→ **Data records**:
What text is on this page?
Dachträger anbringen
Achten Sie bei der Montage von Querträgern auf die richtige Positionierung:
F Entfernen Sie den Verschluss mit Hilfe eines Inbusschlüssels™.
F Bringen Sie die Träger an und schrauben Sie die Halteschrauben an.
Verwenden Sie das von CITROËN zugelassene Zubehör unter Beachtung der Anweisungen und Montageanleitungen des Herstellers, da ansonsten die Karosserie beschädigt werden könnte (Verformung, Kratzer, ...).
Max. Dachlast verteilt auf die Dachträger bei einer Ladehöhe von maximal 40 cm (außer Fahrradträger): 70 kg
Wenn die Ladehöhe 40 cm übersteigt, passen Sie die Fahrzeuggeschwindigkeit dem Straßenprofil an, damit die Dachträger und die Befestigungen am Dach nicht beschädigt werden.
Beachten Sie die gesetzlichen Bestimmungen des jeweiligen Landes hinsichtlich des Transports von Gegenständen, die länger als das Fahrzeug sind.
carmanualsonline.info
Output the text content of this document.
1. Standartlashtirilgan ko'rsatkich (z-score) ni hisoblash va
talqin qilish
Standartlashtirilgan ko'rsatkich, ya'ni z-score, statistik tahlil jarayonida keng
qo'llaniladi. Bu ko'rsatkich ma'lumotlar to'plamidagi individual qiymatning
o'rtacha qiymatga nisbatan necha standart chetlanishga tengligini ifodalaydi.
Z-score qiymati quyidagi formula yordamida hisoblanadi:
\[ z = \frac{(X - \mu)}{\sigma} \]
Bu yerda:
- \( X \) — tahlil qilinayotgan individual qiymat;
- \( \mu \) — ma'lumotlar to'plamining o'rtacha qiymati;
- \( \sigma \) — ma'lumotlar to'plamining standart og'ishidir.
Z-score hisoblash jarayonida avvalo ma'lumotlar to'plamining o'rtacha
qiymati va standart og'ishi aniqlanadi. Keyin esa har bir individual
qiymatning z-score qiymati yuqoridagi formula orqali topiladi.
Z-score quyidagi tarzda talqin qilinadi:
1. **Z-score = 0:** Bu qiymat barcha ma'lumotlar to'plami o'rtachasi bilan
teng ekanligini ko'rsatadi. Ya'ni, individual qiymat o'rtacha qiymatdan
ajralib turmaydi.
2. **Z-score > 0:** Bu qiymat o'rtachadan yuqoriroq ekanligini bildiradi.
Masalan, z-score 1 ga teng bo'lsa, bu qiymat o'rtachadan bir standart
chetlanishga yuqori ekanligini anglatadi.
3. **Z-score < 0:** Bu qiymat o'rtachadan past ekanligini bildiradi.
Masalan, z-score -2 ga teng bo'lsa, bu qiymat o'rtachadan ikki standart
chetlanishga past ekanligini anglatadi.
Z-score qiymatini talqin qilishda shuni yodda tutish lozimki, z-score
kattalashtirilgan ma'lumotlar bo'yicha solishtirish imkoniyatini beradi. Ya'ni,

→ **Task description**: Tally the lines above containing "chetlanishga". Answer with the count only.

→ **Answer to the problem**: 3